▸ Task description
Locate every line in the records below that contains the word "placeholder", and copy each one.

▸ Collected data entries
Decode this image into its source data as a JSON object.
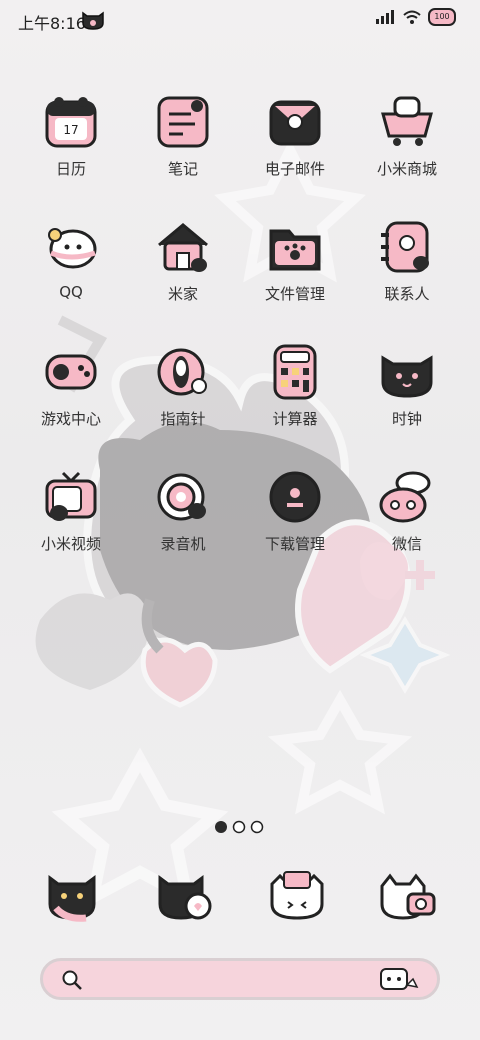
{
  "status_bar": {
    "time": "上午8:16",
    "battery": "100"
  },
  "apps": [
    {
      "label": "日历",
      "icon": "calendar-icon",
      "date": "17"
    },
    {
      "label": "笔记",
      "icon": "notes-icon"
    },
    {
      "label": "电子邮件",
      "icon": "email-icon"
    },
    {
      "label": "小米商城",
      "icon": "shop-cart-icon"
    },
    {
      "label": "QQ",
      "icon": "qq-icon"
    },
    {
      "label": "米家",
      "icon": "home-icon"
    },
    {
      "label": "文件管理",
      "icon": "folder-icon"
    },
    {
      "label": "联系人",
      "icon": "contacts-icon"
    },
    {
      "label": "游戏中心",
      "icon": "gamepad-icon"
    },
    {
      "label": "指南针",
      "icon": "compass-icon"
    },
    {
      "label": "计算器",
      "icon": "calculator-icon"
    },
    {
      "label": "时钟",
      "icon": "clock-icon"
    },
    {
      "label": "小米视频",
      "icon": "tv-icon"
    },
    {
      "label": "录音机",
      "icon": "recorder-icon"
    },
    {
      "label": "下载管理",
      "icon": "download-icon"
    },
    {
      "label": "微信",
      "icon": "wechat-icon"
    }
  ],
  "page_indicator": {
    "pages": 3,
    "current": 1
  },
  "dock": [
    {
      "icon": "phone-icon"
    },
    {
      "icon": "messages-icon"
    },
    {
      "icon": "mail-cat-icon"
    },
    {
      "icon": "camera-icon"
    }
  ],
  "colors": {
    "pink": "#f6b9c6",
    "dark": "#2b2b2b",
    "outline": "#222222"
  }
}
---
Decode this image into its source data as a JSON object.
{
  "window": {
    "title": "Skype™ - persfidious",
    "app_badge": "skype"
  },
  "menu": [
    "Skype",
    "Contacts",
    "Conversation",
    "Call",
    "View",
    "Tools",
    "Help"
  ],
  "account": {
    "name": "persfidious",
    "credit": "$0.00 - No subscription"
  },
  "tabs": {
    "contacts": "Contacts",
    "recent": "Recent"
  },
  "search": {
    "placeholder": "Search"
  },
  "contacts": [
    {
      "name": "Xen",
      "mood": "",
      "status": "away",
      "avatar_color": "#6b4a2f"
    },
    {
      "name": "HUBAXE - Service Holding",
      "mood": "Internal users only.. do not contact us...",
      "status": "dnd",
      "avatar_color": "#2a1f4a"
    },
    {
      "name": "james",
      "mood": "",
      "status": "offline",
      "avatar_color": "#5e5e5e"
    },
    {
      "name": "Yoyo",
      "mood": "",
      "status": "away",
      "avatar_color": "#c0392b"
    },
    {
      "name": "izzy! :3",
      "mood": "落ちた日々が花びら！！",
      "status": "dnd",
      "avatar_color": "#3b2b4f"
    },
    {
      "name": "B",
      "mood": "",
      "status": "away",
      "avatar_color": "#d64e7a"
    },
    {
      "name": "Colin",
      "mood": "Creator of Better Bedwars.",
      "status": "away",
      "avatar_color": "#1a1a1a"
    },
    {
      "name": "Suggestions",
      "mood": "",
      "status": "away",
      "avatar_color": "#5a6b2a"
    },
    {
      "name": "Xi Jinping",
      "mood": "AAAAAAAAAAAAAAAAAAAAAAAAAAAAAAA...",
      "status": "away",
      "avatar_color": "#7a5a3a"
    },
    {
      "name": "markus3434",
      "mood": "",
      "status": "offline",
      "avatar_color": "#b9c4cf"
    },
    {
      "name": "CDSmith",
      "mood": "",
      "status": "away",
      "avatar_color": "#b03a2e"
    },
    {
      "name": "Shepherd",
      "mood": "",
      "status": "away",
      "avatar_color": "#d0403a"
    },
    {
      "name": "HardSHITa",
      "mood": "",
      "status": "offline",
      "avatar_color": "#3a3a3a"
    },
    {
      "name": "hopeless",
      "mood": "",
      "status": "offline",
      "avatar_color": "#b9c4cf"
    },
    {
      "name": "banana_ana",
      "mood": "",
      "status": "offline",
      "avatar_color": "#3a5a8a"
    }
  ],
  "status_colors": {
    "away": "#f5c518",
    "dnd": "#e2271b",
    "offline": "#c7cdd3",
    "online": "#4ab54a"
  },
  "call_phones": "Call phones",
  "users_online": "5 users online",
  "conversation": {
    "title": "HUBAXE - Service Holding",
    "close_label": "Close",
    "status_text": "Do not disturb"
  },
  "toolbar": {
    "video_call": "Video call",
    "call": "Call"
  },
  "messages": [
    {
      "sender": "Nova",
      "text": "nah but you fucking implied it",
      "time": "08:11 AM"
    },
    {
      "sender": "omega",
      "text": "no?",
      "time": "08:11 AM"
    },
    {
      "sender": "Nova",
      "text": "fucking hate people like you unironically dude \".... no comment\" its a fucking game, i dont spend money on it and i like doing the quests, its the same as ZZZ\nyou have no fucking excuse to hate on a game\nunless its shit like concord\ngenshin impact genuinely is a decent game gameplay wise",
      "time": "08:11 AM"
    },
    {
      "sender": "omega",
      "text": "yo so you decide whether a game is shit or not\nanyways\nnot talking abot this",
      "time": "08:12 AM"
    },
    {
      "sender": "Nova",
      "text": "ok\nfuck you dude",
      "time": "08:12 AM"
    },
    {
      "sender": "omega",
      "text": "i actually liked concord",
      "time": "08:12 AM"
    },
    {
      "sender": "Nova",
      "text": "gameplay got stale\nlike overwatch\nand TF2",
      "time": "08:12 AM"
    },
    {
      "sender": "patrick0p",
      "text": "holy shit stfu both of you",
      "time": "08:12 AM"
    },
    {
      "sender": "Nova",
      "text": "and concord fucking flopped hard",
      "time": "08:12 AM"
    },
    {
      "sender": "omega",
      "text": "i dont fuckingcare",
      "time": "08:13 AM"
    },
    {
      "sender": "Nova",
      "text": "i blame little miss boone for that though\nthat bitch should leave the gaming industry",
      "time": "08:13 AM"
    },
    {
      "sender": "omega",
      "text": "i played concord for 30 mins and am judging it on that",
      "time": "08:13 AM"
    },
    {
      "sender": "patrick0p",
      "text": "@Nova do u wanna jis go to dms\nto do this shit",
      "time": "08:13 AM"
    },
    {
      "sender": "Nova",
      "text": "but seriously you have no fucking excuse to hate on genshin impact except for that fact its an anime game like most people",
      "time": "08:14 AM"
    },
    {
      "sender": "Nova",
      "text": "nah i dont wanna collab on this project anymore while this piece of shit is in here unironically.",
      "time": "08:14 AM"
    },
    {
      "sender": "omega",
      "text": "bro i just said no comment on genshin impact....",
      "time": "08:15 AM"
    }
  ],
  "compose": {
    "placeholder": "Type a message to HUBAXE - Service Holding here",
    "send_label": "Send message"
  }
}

▸ Response
    "placeholder": "Search"
    "placeholder": "Type a message to HUBAXE - Service Holding here",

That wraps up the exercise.